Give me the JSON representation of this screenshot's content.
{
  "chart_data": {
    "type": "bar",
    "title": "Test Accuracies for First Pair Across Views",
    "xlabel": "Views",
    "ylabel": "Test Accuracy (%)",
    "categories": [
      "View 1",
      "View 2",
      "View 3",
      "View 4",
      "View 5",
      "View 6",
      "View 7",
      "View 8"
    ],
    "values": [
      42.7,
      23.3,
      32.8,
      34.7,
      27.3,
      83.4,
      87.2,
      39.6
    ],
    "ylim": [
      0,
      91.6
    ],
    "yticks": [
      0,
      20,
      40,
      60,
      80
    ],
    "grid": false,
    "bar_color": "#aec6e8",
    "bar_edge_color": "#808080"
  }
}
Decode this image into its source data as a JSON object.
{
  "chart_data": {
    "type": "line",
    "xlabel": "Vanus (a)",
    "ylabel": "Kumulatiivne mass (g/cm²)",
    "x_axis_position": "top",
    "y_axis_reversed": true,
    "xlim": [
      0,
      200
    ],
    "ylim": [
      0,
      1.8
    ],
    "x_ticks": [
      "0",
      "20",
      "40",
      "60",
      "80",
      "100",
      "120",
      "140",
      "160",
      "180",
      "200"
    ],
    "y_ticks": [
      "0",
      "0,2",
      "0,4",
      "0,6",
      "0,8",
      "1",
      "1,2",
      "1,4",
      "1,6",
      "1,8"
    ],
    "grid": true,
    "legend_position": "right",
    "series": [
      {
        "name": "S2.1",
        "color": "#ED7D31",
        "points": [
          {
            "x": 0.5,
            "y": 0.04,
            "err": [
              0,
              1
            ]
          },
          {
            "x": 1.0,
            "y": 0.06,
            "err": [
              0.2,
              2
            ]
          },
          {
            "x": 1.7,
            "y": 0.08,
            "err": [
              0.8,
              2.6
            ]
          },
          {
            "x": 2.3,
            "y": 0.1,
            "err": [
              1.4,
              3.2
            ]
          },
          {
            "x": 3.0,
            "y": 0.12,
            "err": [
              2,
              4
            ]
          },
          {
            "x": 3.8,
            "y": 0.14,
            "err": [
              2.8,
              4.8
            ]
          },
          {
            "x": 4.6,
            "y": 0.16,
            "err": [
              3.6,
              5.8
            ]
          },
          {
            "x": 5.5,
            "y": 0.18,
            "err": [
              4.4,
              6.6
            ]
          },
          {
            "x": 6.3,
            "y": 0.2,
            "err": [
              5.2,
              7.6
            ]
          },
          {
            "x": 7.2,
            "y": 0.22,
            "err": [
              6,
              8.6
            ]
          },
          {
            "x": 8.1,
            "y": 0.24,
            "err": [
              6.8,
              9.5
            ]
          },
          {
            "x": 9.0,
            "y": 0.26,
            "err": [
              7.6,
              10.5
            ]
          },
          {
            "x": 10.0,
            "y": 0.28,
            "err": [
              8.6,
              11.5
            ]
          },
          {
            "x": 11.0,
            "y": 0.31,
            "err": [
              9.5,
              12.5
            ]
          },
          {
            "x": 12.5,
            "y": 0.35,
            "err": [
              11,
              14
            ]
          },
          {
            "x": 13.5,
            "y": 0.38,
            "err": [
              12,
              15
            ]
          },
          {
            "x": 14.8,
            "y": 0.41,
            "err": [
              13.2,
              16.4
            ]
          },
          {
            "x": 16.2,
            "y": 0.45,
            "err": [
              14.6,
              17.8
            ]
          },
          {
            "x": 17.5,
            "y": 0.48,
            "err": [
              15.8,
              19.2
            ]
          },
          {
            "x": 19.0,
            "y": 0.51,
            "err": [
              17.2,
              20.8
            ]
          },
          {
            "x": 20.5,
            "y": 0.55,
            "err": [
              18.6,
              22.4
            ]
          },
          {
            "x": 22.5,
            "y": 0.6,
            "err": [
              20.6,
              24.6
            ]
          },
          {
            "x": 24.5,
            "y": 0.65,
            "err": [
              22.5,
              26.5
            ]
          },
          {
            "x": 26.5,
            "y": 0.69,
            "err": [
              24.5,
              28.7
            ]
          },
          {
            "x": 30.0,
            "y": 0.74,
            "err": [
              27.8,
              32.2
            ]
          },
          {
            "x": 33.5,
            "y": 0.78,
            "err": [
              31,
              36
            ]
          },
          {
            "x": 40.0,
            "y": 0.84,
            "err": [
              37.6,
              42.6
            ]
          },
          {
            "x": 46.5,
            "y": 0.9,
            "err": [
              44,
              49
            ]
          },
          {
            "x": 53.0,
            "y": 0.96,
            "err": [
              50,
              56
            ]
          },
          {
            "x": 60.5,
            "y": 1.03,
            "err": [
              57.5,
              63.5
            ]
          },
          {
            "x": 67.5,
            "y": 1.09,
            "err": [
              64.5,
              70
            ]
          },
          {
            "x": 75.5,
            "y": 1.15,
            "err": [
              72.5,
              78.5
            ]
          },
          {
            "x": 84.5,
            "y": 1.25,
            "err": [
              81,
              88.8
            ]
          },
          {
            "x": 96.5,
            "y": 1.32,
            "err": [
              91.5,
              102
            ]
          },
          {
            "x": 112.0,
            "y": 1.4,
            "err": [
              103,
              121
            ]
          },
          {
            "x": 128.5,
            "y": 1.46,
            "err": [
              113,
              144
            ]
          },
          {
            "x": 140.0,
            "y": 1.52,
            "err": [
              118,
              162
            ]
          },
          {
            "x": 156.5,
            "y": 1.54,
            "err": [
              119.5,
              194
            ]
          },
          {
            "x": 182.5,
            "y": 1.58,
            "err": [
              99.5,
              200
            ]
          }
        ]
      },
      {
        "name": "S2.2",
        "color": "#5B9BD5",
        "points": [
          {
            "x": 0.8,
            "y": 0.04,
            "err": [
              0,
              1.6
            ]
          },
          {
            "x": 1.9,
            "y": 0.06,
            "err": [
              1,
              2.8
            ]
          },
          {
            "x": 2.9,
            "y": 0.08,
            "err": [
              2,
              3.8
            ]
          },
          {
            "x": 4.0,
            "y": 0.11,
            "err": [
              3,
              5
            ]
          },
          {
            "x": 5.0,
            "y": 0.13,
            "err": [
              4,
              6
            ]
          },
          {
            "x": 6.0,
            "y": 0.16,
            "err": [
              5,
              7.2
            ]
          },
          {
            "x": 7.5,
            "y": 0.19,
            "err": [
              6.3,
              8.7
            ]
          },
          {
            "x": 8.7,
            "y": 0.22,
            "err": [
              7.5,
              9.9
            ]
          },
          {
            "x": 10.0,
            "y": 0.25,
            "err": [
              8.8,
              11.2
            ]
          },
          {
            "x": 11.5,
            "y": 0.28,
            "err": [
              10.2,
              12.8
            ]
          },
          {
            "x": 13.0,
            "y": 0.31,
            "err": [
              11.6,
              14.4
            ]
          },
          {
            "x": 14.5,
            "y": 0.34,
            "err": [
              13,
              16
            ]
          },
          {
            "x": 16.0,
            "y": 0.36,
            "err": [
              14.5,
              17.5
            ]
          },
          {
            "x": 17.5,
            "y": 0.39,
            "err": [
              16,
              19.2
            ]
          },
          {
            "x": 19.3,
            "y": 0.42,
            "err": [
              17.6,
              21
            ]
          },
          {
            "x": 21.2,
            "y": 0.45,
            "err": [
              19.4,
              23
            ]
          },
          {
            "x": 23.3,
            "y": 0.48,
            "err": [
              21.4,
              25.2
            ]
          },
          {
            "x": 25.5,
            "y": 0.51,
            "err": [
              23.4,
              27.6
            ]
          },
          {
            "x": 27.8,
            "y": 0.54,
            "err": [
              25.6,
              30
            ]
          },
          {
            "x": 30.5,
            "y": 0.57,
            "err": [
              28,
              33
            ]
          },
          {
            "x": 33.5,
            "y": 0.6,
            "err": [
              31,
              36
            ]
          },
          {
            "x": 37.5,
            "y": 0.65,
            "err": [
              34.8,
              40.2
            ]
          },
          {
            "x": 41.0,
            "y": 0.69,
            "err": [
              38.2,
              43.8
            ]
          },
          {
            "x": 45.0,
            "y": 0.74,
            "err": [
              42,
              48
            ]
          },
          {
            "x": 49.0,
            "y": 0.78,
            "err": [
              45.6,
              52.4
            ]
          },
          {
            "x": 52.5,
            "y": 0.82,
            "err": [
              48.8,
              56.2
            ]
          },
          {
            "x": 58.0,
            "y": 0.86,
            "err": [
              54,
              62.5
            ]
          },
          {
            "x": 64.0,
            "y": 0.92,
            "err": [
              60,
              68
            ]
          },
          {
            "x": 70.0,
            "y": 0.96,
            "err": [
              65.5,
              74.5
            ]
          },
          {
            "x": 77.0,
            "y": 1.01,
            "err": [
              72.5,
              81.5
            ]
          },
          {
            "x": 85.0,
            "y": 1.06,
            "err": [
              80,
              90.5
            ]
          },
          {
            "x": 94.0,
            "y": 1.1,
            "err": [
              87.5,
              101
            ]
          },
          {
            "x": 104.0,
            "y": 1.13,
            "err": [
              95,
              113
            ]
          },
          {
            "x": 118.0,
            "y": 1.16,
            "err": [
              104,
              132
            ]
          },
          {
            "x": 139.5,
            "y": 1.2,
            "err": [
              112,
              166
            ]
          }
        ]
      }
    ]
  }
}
——————
[TO BE DONE] Gather each line of the records holding the string "Views".

[THE RESULT]
    "title": "Test Accuracies for First Pair Across Views",
    "xlabel": "Views",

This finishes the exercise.